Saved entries
━━━━━━━━━━
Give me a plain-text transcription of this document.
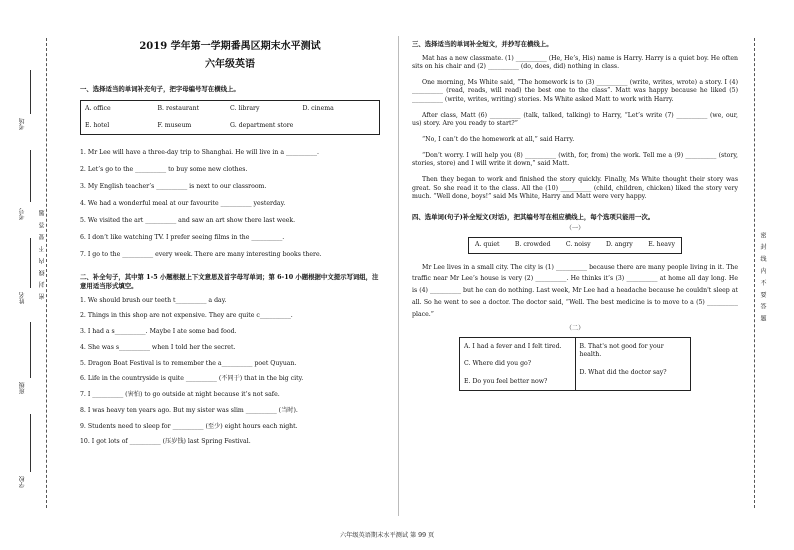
考场
考号
姓名
班级
学校
密 封 线 内 不 要 答 题	密 封 线 内 不 要 答 题
2019 学年第一学期番禺区期末水平测试
六年级英语
一、选择适当的单词补充句子，把字母编号写在横线上。
A. office	B. restaurant	C. library	D. cinema
E. hotel	F. museum	G. department store
1. Mr Lee will have a three-day trip to Shanghai. He will live in a __________.
2. Let’s go to the __________ to buy some new clothes.
3. My English teacher’s __________ is next to our classroom.
4. We had a wonderful meal at our favourite __________ yesterday.
5. We visited the art __________ and saw an art show there last week.
6. I don’t like watching TV. I prefer seeing films in the __________.
7. I go to the __________ every week. There are many interesting books there.
二、补全句子，其中第 1-5 小题根据上下文意思及首字母写单词；第 6-10 小题根据中文提示写词组，注意用适当形式填空。
1. We should brush our teeth t__________ a day.
2. Things in this shop are not expensive. They are quite c__________.
3. I had a s__________. Maybe I ate some bad food.
4. She was s__________ when I told her the secret.
5. Dragon Boat Festival is to remember the a__________ poet Quyuan.
6. Life in the countryside is quite __________ (不同于) that in the big city.
7. I __________ (害怕) to go outside at night because it’s not safe.
8. I was heavy ten years ago. But my sister was slim __________ (当时).
9. Students need to sleep for __________ (至少) eight hours each night.
10. I got lots of __________ (压岁钱) last Spring Festival.
三、选择适当的单词补全短文，并抄写在横线上。
Mat has a new classmate. (1) __________ (He, He’s, His) name is Harry. Harry is a quiet boy. He often sits on his chair and (2) __________ (do, does, did) nothing in class.
One morning, Ms White said, “The homework is to (3) __________ (write, writes, wrote) a story. I (4) __________ (read, reads, will read) the best one to the class”. Matt was happy because he liked (5) __________ (write, writes, writing) stories. Ms White asked Matt to work with Harry.
After class, Matt (6) __________ (talk, talked, talking) to Harry, “Let’s write (7) __________ (we, our, us) story. Are you ready to start?”
“No, I can’t do the homework at all,” said Harry.
“Don’t worry. I will help you (8) __________ (with, for, from) the work. Tell me a (9) __________ (story, stories, store) and I will write it down,” said Matt.
Then they began to work and finished the story quickly. Finally, Ms White thought their story was great. So she read it to the class. All the (10) __________ (child, children, chicken) liked the story very much. “Well done, boys!” said Ms White, Harry and Matt were very happy.
四、选单词(句子)补全短文(对话)，把其编号写在相应横线上，每个选项只能用一次。
（一）
A. quiet B. crowded C. noisy D. angry E. heavy
Mr Lee lives in a small city. The city is (1) __________ because there are many people living in it. The traffic near Mr Lee’s house is very (2) __________. He thinks it’s (3) __________ at home all day long. He is (4) __________ but he can do nothing. Last week, Mr Lee had a headache because he couldn't sleep at all. So he went to see a doctor. The doctor said, “Well. The best medicine is to move to a (5) __________ place.”
（二）
A. I had a fever and I felt tired.
C. Where did you go?
E. Do you feel better now?
B. That's not good for your health.
D. What did the doctor say?
六年级英语期末水平测试 第 99 页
━━━━━━━━━━
## Problem description
From the listing, extract all text exactly as given and drop any picture.

## The answer
Give me a plain-text transcription of this document.
考场
考号
姓名
班级
学校
密 封 线 内 不 要 答 题	密 封 线 内 不 要 答 题
2019 学年第一学期番禺区期末水平测试
六年级英语
一、选择适当的单词补充句子，把字母编号写在横线上。
A. office	B. restaurant	C. library	D. cinema
E. hotel	F. museum	G. department store
1. Mr Lee will have a three-day trip to Shanghai. He will live in a __________.
2. Let’s go to the __________ to buy some new clothes.
3. My English teacher’s __________ is next to our classroom.
4. We had a wonderful meal at our favourite __________ yesterday.
5. We visited the art __________ and saw an art show there last week.
6. I don’t like watching TV. I prefer seeing films in the __________.
7. I go to the __________ every week. There are many interesting books there.
二、补全句子，其中第 1-5 小题根据上下文意思及首字母写单词；第 6-10 小题根据中文提示写词组，注意用适当形式填空。
1. We should brush our teeth t__________ a day.
2. Things in this shop are not expensive. They are quite c__________.
3. I had a s__________. Maybe I ate some bad food.
4. She was s__________ when I told her the secret.
5. Dragon Boat Festival is to remember the a__________ poet Quyuan.
6. Life in the countryside is quite __________ (不同于) that in the big city.
7. I __________ (害怕) to go outside at night because it’s not safe.
8. I was heavy ten years ago. But my sister was slim __________ (当时).
9. Students need to sleep for __________ (至少) eight hours each night.
10. I got lots of __________ (压岁钱) last Spring Festival.
三、选择适当的单词补全短文，并抄写在横线上。
Mat has a new classmate. (1) __________ (He, He’s, His) name is Harry. Harry is a quiet boy. He often sits on his chair and (2) __________ (do, does, did) nothing in class.
One morning, Ms White said, “The homework is to (3) __________ (write, writes, wrote) a story. I (4) __________ (read, reads, will read) the best one to the class”. Matt was happy because he liked (5) __________ (write, writes, writing) stories. Ms White asked Matt to work with Harry.
After class, Matt (6) __________ (talk, talked, talking) to Harry, “Let’s write (7) __________ (we, our, us) story. Are you ready to start?”
“No, I can’t do the homework at all,” said Harry.
“Don’t worry. I will help you (8) __________ (with, for, from) the work. Tell me a (9) __________ (story, stories, store) and I will write it down,” said Matt.
Then they began to work and finished the story quickly. Finally, Ms White thought their story was great. So she read it to the class. All the (10) __________ (child, children, chicken) liked the story very much. “Well done, boys!” said Ms White, Harry and Matt were very happy.
四、选单词(句子)补全短文(对话)，把其编号写在相应横线上，每个选项只能用一次。
（一）
A. quiet B. crowded C. noisy D. angry E. heavy
Mr Lee lives in a small city. The city is (1) __________ because there are many people living in it. The traffic near Mr Lee’s house is very (2) __________. He thinks it’s (3) __________ at home all day long. He is (4) __________ but he can do nothing. Last week, Mr Lee had a headache because he couldn't sleep at all. So he went to see a doctor. The doctor said, “Well. The best medicine is to move to a (5) __________ place.”
（二）
A. I had a fever and I felt tired.
C. Where did you go?
E. Do you feel better now?
B. That's not good for your health.
D. What did the doctor say?
六年级英语期末水平测试 第 99 页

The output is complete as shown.